● **YOUR TASK**
Restate the entries word for word, omitting nothing.

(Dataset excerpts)
--- begin ---
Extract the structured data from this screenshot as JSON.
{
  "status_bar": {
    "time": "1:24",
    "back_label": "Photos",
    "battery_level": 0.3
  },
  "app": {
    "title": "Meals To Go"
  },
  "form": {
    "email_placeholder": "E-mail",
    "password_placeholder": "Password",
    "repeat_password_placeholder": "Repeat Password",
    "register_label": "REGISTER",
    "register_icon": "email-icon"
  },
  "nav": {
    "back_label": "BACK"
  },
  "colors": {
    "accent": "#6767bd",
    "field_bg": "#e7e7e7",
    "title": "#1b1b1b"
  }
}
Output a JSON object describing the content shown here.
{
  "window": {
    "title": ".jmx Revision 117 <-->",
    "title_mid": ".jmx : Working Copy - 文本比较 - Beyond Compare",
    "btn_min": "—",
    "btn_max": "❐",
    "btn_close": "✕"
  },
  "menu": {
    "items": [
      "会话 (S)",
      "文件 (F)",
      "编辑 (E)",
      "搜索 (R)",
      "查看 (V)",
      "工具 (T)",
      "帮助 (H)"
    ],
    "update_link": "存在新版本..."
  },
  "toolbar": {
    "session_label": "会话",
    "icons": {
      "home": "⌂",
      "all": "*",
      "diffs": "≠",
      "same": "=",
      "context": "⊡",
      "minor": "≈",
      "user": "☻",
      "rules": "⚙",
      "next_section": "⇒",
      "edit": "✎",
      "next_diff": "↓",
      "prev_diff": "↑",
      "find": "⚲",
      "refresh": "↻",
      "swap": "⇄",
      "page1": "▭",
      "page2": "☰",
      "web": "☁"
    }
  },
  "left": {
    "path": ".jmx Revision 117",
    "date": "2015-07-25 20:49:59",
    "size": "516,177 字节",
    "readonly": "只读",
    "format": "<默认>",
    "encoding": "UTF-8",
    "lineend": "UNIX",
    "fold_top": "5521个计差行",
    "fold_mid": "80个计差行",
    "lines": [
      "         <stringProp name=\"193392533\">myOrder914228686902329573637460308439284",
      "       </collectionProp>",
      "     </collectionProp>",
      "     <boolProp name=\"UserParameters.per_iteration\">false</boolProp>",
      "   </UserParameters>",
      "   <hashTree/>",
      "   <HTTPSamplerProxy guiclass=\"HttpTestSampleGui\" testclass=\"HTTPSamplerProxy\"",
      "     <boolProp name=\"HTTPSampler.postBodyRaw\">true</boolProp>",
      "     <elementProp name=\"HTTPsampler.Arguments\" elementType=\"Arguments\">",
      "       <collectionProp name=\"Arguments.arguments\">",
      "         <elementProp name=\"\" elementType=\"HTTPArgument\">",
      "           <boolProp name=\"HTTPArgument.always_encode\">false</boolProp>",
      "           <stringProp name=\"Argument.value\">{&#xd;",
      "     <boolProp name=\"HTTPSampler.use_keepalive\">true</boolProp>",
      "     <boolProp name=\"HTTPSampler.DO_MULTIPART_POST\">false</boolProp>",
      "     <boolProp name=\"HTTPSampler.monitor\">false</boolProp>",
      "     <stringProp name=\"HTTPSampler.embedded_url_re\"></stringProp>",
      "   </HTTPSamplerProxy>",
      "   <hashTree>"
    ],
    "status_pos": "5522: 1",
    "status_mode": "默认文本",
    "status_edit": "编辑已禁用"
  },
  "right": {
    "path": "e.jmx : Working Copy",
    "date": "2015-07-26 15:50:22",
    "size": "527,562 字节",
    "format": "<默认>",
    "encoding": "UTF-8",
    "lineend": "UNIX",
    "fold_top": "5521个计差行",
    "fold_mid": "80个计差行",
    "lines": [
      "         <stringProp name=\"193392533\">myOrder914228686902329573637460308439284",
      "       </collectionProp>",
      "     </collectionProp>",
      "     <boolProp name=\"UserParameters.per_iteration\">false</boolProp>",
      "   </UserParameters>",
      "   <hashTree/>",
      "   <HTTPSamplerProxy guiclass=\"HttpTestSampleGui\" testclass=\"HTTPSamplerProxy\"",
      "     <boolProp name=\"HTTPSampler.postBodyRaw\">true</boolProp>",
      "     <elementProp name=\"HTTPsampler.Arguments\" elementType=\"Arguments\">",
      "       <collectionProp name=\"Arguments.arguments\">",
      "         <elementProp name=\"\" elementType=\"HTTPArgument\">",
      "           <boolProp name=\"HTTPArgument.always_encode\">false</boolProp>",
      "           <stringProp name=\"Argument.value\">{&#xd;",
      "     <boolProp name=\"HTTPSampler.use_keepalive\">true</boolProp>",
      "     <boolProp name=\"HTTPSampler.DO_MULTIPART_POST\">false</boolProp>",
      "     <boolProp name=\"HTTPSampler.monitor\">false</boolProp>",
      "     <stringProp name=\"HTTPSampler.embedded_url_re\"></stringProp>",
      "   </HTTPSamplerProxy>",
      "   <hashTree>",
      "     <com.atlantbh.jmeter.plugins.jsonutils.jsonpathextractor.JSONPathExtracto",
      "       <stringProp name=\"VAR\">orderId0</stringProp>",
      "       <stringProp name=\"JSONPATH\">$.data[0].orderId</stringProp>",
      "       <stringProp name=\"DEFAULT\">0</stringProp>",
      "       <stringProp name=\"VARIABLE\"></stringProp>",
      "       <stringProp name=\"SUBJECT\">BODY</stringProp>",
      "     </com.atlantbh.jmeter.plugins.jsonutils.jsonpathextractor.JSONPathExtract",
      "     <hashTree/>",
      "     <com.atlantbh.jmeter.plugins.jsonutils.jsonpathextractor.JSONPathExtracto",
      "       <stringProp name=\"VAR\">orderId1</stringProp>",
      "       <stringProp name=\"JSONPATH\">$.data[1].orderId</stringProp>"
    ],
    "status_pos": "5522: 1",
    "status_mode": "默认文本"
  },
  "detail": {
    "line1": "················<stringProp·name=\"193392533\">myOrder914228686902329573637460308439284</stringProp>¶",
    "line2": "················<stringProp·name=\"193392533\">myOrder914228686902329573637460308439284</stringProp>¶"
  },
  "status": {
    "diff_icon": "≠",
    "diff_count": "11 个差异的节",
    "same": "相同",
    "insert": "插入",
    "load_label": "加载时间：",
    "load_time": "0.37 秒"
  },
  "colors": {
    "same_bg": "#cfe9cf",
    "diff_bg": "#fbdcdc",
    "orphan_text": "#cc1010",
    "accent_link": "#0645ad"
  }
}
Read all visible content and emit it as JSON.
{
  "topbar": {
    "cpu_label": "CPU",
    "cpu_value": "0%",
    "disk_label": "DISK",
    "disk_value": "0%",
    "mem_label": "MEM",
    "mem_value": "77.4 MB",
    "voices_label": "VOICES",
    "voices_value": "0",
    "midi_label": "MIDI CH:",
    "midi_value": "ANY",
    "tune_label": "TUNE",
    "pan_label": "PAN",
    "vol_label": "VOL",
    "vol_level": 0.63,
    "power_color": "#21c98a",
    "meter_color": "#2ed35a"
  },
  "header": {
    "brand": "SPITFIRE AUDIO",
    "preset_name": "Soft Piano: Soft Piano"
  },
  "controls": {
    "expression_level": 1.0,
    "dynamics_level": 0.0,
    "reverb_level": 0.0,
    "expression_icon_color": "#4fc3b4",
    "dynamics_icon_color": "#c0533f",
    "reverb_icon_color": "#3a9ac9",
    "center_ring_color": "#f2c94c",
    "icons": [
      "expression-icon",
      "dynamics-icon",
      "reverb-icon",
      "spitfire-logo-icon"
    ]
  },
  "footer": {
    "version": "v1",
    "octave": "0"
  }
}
--- end ---
● **THE ANSWER**
Extract the structured data from this screenshot as JSON.
{
  "status_bar": {
    "time": "1:24",
    "back_label": "Photos",
    "battery_level": 0.3
  },
  "app": {
    "title": "Meals To Go"
  },
  "form": {
    "email_placeholder": "E-mail",
    "password_placeholder": "Password",
    "repeat_password_placeholder": "Repeat Password",
    "register_label": "REGISTER",
    "register_icon": "email-icon"
  },
  "nav": {
    "back_label": "BACK"
  },
  "colors": {
    "accent": "#6767bd",
    "field_bg": "#e7e7e7",
    "title": "#1b1b1b"
  }
}
Output a JSON object describing the content shown here.
{
  "window": {
    "title": ".jmx Revision 117 <-->",
    "title_mid": ".jmx : Working Copy - 文本比较 - Beyond Compare",
    "btn_min": "—",
    "btn_max": "❐",
    "btn_close": "✕"
  },
  "menu": {
    "items": [
      "会话 (S)",
      "文件 (F)",
      "编辑 (E)",
      "搜索 (R)",
      "查看 (V)",
      "工具 (T)",
      "帮助 (H)"
    ],
    "update_link": "存在新版本..."
  },
  "toolbar": {
    "session_label": "会话",
    "icons": {
      "home": "⌂",
      "all": "*",
      "diffs": "≠",
      "same": "=",
      "context": "⊡",
      "minor": "≈",
      "user": "☻",
      "rules": "⚙",
      "next_section": "⇒",
      "edit": "✎",
      "next_diff": "↓",
      "prev_diff": "↑",
      "find": "⚲",
      "refresh": "↻",
      "swap": "⇄",
      "page1": "▭",
      "page2": "☰",
      "web": "☁"
    }
  },
  "left": {
    "path": ".jmx Revision 117",
    "date": "2015-07-25 20:49:59",
    "size": "516,177 字节",
    "readonly": "只读",
    "format": "<默认>",
    "encoding": "UTF-8",
    "lineend": "UNIX",
    "fold_top": "5521个计差行",
    "fold_mid": "80个计差行",
    "lines": [
      "         <stringProp name=\"193392533\">myOrder914228686902329573637460308439284",
      "       </collectionProp>",
      "     </collectionProp>",
      "     <boolProp name=\"UserParameters.per_iteration\">false</boolProp>",
      "   </UserParameters>",
      "   <hashTree/>",
      "   <HTTPSamplerProxy guiclass=\"HttpTestSampleGui\" testclass=\"HTTPSamplerProxy\"",
      "     <boolProp name=\"HTTPSampler.postBodyRaw\">true</boolProp>",
      "     <elementProp name=\"HTTPsampler.Arguments\" elementType=\"Arguments\">",
      "       <collectionProp name=\"Arguments.arguments\">",
      "         <elementProp name=\"\" elementType=\"HTTPArgument\">",
      "           <boolProp name=\"HTTPArgument.always_encode\">false</boolProp>",
      "           <stringProp name=\"Argument.value\">{&#xd;",
      "     <boolProp name=\"HTTPSampler.use_keepalive\">true</boolProp>",
      "     <boolProp name=\"HTTPSampler.DO_MULTIPART_POST\">false</boolProp>",
      "     <boolProp name=\"HTTPSampler.monitor\">false</boolProp>",
      "     <stringProp name=\"HTTPSampler.embedded_url_re\"></stringProp>",
      "   </HTTPSamplerProxy>",
      "   <hashTree>"
    ],
    "status_pos": "5522: 1",
    "status_mode": "默认文本",
    "status_edit": "编辑已禁用"
  },
  "right": {
    "path": "e.jmx : Working Copy",
    "date": "2015-07-26 15:50:22",
    "size": "527,562 字节",
    "format": "<默认>",
    "encoding": "UTF-8",
    "lineend": "UNIX",
    "fold_top": "5521个计差行",
    "fold_mid": "80个计差行",
    "lines": [
      "         <stringProp name=\"193392533\">myOrder914228686902329573637460308439284",
      "       </collectionProp>",
      "     </collectionProp>",
      "     <boolProp name=\"UserParameters.per_iteration\">false</boolProp>",
      "   </UserParameters>",
      "   <hashTree/>",
      "   <HTTPSamplerProxy guiclass=\"HttpTestSampleGui\" testclass=\"HTTPSamplerProxy\"",
      "     <boolProp name=\"HTTPSampler.postBodyRaw\">true</boolProp>",
      "     <elementProp name=\"HTTPsampler.Arguments\" elementType=\"Arguments\">",
      "       <collectionProp name=\"Arguments.arguments\">",
      "         <elementProp name=\"\" elementType=\"HTTPArgument\">",
      "           <boolProp name=\"HTTPArgument.always_encode\">false</boolProp>",
      "           <stringProp name=\"Argument.value\">{&#xd;",
      "     <boolProp name=\"HTTPSampler.use_keepalive\">true</boolProp>",
      "     <boolProp name=\"HTTPSampler.DO_MULTIPART_POST\">false</boolProp>",
      "     <boolProp name=\"HTTPSampler.monitor\">false</boolProp>",
      "     <stringProp name=\"HTTPSampler.embedded_url_re\"></stringProp>",
      "   </HTTPSamplerProxy>",
      "   <hashTree>",
      "     <com.atlantbh.jmeter.plugins.jsonutils.jsonpathextractor.JSONPathExtracto",
      "       <stringProp name=\"VAR\">orderId0</stringProp>",
      "       <stringProp name=\"JSONPATH\">$.data[0].orderId</stringProp>",
      "       <stringProp name=\"DEFAULT\">0</stringProp>",
      "       <stringProp name=\"VARIABLE\"></stringProp>",
      "       <stringProp name=\"SUBJECT\">BODY</stringProp>",
      "     </com.atlantbh.jmeter.plugins.jsonutils.jsonpathextractor.JSONPathExtract",
      "     <hashTree/>",
      "     <com.atlantbh.jmeter.plugins.jsonutils.jsonpathextractor.JSONPathExtracto",
      "       <stringProp name=\"VAR\">orderId1</stringProp>",
      "       <stringProp name=\"JSONPATH\">$.data[1].orderId</stringProp>"
    ],
    "status_pos": "5522: 1",
    "status_mode": "默认文本"
  },
  "detail": {
    "line1": "················<stringProp·name=\"193392533\">myOrder914228686902329573637460308439284</stringProp>¶",
    "line2": "················<stringProp·name=\"193392533\">myOrder914228686902329573637460308439284</stringProp>¶"
  },
  "status": {
    "diff_icon": "≠",
    "diff_count": "11 个差异的节",
    "same": "相同",
    "insert": "插入",
    "load_label": "加载时间：",
    "load_time": "0.37 秒"
  },
  "colors": {
    "same_bg": "#cfe9cf",
    "diff_bg": "#fbdcdc",
    "orphan_text": "#cc1010",
    "accent_link": "#0645ad"
  }
}
Read all visible content and emit it as JSON.
{
  "topbar": {
    "cpu_label": "CPU",
    "cpu_value": "0%",
    "disk_label": "DISK",
    "disk_value": "0%",
    "mem_label": "MEM",
    "mem_value": "77.4 MB",
    "voices_label": "VOICES",
    "voices_value": "0",
    "midi_label": "MIDI CH:",
    "midi_value": "ANY",
    "tune_label": "TUNE",
    "pan_label": "PAN",
    "vol_label": "VOL",
    "vol_level": 0.63,
    "power_color": "#21c98a",
    "meter_color": "#2ed35a"
  },
  "header": {
    "brand": "SPITFIRE AUDIO",
    "preset_name": "Soft Piano: Soft Piano"
  },
  "controls": {
    "expression_level": 1.0,
    "dynamics_level": 0.0,
    "reverb_level": 0.0,
    "expression_icon_color": "#4fc3b4",
    "dynamics_icon_color": "#c0533f",
    "reverb_icon_color": "#3a9ac9",
    "center_ring_color": "#f2c94c",
    "icons": [
      "expression-icon",
      "dynamics-icon",
      "reverb-icon",
      "spitfire-logo-icon"
    ]
  },
  "footer": {
    "version": "v1",
    "octave": "0"
  }
}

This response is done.